====== Supplied material

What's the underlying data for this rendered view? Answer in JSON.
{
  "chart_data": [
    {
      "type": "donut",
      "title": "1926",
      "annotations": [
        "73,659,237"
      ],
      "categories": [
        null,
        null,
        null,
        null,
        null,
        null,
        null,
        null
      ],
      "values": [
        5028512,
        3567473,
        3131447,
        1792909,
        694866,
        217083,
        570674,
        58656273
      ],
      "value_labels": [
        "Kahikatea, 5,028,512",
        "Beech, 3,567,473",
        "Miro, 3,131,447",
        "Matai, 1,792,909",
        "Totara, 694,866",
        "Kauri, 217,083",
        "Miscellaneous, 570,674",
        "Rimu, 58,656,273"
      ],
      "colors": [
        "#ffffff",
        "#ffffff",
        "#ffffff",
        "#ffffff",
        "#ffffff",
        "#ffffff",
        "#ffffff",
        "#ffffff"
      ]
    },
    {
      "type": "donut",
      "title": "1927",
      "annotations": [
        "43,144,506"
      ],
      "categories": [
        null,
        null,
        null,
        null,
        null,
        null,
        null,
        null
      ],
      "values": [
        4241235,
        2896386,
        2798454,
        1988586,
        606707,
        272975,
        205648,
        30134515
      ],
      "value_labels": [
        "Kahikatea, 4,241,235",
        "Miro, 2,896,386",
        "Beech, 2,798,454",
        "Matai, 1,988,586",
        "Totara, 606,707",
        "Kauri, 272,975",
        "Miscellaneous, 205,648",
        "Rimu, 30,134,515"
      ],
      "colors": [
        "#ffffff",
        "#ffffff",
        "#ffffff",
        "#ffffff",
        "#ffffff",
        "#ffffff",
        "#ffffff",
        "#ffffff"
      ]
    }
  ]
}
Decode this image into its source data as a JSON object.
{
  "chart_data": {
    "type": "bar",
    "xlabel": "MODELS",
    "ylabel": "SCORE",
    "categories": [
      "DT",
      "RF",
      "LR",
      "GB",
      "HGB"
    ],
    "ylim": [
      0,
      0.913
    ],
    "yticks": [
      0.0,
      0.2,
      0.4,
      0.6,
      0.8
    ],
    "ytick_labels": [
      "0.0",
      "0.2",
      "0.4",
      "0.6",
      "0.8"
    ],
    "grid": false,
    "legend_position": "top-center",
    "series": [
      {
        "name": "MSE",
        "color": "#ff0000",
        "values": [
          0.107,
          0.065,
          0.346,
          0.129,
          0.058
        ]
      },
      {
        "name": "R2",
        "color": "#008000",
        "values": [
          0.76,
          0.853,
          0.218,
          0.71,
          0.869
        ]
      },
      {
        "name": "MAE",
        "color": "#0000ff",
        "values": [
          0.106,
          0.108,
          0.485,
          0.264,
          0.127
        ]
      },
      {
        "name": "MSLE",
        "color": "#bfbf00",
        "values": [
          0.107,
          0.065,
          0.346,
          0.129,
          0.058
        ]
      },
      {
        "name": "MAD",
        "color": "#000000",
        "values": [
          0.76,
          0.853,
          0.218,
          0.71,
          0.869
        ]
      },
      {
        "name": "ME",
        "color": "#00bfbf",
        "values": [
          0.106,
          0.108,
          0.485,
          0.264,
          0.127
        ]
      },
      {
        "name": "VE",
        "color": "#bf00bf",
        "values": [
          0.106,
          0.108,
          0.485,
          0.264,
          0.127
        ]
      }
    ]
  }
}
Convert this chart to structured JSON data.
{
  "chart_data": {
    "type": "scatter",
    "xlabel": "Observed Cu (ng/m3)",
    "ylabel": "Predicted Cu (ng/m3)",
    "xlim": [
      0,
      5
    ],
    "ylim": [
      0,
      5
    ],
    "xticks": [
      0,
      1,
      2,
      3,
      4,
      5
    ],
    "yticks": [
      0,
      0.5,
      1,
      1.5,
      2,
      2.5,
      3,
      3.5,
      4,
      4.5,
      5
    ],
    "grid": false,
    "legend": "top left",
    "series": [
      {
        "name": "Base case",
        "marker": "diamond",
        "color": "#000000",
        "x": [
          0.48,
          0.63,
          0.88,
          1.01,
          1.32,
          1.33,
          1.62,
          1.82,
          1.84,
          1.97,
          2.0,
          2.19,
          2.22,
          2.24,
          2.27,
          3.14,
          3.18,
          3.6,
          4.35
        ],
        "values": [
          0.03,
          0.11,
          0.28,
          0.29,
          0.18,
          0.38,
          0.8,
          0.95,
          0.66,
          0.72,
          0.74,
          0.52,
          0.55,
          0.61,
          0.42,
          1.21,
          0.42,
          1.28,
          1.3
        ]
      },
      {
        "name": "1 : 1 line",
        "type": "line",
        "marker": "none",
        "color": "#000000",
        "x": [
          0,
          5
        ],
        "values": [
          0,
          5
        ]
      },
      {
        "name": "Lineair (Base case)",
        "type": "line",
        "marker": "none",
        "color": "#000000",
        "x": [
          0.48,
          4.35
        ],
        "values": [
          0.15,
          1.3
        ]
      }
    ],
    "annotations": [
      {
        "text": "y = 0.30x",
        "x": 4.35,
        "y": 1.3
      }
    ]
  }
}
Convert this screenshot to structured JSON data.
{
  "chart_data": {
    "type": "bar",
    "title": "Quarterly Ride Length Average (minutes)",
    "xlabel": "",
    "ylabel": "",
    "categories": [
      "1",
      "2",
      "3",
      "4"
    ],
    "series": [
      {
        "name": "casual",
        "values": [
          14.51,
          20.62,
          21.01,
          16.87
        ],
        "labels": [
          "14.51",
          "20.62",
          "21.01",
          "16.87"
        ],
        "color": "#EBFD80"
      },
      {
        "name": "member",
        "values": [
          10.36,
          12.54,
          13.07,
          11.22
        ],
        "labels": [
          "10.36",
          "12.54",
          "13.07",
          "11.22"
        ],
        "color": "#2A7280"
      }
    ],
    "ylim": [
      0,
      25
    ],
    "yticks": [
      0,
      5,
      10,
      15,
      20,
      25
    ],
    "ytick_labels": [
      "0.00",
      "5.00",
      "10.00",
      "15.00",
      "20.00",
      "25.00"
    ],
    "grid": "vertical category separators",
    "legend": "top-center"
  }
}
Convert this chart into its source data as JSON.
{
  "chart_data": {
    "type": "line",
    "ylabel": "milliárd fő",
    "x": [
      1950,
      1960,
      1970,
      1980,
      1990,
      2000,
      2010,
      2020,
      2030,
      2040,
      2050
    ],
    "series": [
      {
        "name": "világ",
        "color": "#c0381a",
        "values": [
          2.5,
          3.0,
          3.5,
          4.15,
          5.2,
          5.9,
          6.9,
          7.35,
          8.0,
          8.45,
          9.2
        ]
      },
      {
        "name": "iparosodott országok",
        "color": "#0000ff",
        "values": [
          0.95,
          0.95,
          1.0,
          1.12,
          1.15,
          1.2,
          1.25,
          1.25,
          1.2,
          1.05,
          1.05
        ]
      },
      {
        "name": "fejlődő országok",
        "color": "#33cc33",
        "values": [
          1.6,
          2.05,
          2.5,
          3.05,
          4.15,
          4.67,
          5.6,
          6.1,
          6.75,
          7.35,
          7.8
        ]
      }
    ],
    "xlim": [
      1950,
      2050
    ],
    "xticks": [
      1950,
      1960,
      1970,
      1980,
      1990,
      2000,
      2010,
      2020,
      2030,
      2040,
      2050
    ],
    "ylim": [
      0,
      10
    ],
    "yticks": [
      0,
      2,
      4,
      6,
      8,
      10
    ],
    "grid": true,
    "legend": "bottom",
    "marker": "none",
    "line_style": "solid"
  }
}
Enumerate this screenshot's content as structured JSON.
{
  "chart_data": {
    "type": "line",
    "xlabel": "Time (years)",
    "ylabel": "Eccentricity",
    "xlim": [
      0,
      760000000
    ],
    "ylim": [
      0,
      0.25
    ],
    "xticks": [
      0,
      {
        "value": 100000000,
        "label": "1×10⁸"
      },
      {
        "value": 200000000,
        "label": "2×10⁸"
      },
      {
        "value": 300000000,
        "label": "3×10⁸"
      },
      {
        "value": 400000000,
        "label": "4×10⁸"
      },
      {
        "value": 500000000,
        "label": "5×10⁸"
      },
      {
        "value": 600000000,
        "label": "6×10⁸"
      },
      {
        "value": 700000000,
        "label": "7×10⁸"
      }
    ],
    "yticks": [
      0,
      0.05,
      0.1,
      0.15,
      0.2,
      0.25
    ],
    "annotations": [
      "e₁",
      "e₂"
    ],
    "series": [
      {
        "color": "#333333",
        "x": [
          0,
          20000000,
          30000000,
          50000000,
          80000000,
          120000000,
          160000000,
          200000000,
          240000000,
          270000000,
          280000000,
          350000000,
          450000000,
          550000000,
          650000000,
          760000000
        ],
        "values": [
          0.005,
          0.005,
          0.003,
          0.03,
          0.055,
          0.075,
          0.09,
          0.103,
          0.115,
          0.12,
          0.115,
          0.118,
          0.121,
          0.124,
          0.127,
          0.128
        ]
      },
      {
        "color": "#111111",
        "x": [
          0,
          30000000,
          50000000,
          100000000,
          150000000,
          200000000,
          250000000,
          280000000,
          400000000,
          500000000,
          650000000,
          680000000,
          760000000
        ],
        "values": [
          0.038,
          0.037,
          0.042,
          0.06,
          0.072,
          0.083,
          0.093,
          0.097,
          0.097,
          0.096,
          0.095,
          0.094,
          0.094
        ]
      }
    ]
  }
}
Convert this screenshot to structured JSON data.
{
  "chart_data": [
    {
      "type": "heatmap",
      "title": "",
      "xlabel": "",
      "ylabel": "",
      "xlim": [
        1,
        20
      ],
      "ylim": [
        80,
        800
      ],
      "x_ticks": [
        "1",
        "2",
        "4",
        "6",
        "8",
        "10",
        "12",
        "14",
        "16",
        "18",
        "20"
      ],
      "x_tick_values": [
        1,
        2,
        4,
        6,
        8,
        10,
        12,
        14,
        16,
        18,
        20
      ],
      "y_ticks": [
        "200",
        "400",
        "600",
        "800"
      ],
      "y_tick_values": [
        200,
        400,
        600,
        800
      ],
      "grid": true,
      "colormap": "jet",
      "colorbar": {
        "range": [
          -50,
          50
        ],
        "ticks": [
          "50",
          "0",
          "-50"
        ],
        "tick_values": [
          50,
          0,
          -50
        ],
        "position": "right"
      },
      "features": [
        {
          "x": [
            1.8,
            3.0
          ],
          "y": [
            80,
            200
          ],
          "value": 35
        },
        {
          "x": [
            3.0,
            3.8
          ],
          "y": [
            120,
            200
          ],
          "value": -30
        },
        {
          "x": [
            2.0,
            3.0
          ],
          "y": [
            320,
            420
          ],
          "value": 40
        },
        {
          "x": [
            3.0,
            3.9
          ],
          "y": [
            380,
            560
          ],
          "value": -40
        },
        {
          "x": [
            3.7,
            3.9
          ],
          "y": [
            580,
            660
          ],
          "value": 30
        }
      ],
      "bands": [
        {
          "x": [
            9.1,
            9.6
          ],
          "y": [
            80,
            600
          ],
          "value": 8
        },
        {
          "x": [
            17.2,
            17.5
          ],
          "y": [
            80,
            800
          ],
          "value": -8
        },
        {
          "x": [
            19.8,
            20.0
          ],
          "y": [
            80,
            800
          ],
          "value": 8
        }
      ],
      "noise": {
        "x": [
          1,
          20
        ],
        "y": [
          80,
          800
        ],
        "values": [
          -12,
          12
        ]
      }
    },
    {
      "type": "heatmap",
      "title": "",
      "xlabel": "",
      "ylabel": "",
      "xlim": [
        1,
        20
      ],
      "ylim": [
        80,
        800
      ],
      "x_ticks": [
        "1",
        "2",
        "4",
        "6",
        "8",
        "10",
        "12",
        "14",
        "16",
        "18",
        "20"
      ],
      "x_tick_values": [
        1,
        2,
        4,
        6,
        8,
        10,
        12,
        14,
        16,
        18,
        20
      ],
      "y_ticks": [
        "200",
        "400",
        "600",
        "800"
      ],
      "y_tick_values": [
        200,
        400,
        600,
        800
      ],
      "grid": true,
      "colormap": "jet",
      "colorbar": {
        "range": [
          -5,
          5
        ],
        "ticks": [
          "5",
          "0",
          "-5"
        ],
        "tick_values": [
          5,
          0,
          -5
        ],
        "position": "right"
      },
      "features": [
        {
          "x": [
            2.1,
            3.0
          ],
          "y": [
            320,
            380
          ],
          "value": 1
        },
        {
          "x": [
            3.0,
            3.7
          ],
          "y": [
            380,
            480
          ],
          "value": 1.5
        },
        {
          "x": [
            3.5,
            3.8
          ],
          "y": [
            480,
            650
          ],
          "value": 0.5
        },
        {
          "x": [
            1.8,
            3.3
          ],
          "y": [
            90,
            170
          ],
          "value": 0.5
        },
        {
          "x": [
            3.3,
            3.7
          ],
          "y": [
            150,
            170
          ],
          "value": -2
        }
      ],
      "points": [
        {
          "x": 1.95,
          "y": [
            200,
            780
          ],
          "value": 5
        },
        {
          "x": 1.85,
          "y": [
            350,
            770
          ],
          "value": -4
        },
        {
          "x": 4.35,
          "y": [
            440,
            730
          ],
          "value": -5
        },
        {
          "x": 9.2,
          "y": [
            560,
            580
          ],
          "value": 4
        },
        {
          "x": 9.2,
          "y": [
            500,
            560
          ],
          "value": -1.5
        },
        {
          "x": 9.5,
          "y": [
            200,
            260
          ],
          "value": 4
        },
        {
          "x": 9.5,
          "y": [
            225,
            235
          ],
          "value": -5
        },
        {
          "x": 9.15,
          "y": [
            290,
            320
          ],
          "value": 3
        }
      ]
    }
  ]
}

============

Prompt >>
Copy every line from the entries that contains the word "Miscellaneous".

Answer for this exercise >>
        "Miscellaneous, 570,674",
        "Miscellaneous, 205,648",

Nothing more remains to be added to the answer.